▶ _Short exercise_:
Would you quote the material below in full and unchanged?

---------- Recorded data

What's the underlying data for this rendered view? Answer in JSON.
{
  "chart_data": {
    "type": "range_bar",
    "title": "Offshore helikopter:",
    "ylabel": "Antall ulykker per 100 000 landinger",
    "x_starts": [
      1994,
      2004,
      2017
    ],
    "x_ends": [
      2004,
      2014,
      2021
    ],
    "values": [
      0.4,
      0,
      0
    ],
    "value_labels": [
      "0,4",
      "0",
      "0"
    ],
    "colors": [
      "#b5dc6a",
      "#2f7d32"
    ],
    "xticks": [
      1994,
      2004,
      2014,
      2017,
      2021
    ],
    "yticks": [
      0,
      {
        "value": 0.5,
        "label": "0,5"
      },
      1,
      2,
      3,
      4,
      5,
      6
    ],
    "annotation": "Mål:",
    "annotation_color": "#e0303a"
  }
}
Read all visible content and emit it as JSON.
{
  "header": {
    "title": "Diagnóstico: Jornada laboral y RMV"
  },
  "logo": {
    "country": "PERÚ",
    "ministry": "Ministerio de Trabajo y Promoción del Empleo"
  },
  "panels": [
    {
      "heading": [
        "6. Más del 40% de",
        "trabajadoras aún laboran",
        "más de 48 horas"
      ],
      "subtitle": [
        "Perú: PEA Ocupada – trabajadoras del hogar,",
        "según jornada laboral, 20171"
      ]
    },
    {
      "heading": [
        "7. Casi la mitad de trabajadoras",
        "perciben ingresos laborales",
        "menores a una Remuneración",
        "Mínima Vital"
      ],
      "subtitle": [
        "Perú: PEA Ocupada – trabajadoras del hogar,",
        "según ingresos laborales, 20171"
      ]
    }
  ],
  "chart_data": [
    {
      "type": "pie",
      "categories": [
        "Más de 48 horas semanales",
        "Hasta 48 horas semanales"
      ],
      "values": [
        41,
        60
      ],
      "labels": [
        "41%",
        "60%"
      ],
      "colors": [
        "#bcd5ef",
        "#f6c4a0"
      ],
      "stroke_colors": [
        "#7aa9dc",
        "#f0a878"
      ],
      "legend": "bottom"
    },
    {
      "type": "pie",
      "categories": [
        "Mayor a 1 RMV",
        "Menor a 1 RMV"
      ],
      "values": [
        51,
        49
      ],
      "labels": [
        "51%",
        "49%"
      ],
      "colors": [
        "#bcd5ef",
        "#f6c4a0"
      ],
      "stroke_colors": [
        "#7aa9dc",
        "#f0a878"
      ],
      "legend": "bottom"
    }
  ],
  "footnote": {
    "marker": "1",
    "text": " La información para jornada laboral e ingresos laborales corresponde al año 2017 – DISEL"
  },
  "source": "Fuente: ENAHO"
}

--------------------

▶ _Expected output_:
What's the underlying data for this rendered view? Answer in JSON.
{
  "chart_data": {
    "type": "range_bar",
    "title": "Offshore helikopter:",
    "ylabel": "Antall ulykker per 100 000 landinger",
    "x_starts": [
      1994,
      2004,
      2017
    ],
    "x_ends": [
      2004,
      2014,
      2021
    ],
    "values": [
      0.4,
      0,
      0
    ],
    "value_labels": [
      "0,4",
      "0",
      "0"
    ],
    "colors": [
      "#b5dc6a",
      "#2f7d32"
    ],
    "xticks": [
      1994,
      2004,
      2014,
      2017,
      2021
    ],
    "yticks": [
      0,
      {
        "value": 0.5,
        "label": "0,5"
      },
      1,
      2,
      3,
      4,
      5,
      6
    ],
    "annotation": "Mål:",
    "annotation_color": "#e0303a"
  }
}
Read all visible content and emit it as JSON.
{
  "header": {
    "title": "Diagnóstico: Jornada laboral y RMV"
  },
  "logo": {
    "country": "PERÚ",
    "ministry": "Ministerio de Trabajo y Promoción del Empleo"
  },
  "panels": [
    {
      "heading": [
        "6. Más del 40% de",
        "trabajadoras aún laboran",
        "más de 48 horas"
      ],
      "subtitle": [
        "Perú: PEA Ocupada – trabajadoras del hogar,",
        "según jornada laboral, 20171"
      ]
    },
    {
      "heading": [
        "7. Casi la mitad de trabajadoras",
        "perciben ingresos laborales",
        "menores a una Remuneración",
        "Mínima Vital"
      ],
      "subtitle": [
        "Perú: PEA Ocupada – trabajadoras del hogar,",
        "según ingresos laborales, 20171"
      ]
    }
  ],
  "chart_data": [
    {
      "type": "pie",
      "categories": [
        "Más de 48 horas semanales",
        "Hasta 48 horas semanales"
      ],
      "values": [
        41,
        60
      ],
      "labels": [
        "41%",
        "60%"
      ],
      "colors": [
        "#bcd5ef",
        "#f6c4a0"
      ],
      "stroke_colors": [
        "#7aa9dc",
        "#f0a878"
      ],
      "legend": "bottom"
    },
    {
      "type": "pie",
      "categories": [
        "Mayor a 1 RMV",
        "Menor a 1 RMV"
      ],
      "values": [
        51,
        49
      ],
      "labels": [
        "51%",
        "49%"
      ],
      "colors": [
        "#bcd5ef",
        "#f6c4a0"
      ],
      "stroke_colors": [
        "#7aa9dc",
        "#f0a878"
      ],
      "legend": "bottom"
    }
  ],
  "footnote": {
    "marker": "1",
    "text": " La información para jornada laboral e ingresos laborales corresponde al año 2017 – DISEL"
  },
  "source": "Fuente: ENAHO"
}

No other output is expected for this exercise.